======== TASK DATA ========
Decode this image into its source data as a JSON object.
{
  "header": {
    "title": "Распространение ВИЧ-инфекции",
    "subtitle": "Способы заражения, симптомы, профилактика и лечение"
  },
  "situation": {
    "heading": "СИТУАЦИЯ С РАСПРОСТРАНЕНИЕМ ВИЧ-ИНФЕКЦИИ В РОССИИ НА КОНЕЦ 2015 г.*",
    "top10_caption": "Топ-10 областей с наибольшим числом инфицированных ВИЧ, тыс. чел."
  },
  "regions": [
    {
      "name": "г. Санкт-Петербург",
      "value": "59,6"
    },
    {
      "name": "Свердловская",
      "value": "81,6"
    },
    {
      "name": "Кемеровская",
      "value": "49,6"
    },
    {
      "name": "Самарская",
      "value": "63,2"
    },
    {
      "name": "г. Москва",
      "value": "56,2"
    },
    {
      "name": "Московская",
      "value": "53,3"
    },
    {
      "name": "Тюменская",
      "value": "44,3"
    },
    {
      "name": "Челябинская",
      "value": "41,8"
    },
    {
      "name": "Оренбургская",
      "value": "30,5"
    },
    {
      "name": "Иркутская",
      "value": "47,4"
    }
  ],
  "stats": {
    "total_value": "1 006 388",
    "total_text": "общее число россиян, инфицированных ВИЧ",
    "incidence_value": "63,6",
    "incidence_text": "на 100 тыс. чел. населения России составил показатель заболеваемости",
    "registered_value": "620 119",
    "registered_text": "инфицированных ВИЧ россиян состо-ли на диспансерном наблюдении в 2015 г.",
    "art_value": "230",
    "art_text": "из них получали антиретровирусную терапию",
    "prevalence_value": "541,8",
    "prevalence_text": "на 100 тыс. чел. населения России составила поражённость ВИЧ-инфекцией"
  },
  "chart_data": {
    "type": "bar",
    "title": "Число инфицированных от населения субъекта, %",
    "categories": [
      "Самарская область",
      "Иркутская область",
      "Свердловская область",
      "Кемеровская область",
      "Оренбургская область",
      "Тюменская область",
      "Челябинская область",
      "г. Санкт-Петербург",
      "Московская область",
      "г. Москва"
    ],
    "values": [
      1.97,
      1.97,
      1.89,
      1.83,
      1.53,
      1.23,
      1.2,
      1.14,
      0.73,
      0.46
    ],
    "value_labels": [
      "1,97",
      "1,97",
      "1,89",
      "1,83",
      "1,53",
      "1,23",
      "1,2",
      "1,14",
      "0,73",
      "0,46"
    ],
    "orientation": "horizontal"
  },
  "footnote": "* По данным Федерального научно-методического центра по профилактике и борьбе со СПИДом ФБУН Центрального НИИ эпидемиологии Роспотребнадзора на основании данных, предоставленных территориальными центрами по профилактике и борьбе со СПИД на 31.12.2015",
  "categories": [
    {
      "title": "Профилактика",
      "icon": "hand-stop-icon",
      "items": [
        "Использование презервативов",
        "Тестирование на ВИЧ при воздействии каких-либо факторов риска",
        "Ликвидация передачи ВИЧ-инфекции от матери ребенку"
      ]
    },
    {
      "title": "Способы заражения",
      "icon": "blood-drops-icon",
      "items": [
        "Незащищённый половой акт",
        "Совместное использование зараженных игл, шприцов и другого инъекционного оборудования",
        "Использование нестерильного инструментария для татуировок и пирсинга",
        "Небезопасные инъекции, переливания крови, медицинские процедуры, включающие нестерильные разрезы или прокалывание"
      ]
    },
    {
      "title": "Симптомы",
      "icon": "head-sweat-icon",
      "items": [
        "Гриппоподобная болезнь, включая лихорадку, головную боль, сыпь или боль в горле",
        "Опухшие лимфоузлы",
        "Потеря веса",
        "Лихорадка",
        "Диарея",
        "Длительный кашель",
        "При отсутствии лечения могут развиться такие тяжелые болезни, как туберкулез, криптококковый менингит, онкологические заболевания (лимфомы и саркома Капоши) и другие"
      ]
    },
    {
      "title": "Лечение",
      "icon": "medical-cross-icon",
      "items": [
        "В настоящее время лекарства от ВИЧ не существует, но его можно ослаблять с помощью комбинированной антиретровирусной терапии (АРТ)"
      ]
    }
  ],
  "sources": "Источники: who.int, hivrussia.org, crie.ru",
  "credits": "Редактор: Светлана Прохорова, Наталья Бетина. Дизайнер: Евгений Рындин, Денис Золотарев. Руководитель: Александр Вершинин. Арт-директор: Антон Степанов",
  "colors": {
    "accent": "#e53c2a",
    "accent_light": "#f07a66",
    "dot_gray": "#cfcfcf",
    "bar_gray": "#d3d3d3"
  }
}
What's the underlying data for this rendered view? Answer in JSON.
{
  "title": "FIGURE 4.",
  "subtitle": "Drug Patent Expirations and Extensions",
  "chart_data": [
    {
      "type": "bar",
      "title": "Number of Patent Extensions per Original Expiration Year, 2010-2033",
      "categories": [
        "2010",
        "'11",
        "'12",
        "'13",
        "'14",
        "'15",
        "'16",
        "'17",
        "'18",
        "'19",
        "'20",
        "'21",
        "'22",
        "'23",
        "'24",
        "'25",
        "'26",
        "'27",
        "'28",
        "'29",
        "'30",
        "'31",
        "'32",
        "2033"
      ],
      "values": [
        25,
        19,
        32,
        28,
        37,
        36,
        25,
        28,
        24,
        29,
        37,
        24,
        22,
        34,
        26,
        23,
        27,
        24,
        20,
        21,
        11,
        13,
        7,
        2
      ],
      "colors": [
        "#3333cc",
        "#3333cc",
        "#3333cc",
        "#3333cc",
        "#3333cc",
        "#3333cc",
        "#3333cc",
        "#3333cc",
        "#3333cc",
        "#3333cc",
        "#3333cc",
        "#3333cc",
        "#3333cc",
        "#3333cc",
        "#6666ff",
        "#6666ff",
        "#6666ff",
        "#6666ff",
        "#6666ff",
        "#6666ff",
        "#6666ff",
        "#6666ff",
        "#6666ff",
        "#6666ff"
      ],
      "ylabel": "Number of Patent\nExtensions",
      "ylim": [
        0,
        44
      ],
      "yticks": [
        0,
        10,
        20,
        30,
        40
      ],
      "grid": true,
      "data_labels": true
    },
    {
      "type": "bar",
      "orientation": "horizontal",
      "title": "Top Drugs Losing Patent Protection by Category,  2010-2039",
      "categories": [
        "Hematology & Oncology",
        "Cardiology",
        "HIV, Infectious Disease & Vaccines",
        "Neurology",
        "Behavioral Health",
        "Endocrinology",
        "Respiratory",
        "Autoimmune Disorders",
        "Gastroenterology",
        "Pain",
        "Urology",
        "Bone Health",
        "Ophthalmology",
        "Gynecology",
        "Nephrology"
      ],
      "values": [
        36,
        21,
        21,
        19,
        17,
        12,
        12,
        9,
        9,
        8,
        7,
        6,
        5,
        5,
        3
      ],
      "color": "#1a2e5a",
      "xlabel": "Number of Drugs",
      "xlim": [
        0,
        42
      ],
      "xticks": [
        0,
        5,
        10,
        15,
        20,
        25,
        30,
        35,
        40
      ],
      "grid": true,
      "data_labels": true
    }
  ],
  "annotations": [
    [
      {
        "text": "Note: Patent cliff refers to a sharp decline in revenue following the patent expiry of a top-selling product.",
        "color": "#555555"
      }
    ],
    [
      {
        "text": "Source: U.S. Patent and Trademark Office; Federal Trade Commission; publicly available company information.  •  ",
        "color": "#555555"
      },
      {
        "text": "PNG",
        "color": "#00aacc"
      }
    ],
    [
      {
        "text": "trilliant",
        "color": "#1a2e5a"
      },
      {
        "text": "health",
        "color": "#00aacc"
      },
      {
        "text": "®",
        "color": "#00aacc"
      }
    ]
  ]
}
========
## [WORK TO DO]
Using the records above, pull out each line where the word "Patent" occurs.

## [FULL ANSWER]
  "subtitle": "Drug Patent Expirations and Extensions",
      "title": "Number of Patent Extensions per Original Expiration Year, 2010-2033",
      "ylabel": "Number of Patent\nExtensions",
      "title": "Top Drugs Losing Patent Protection by Category,  2010-2039",
        "text": "Note: Patent cliff refers to a sharp decline in revenue following the patent expiry of a top-selling product.",
        "text": "Source: U.S. Patent and Trademark Office; Federal Trade Commission; publicly available company information.  •  ",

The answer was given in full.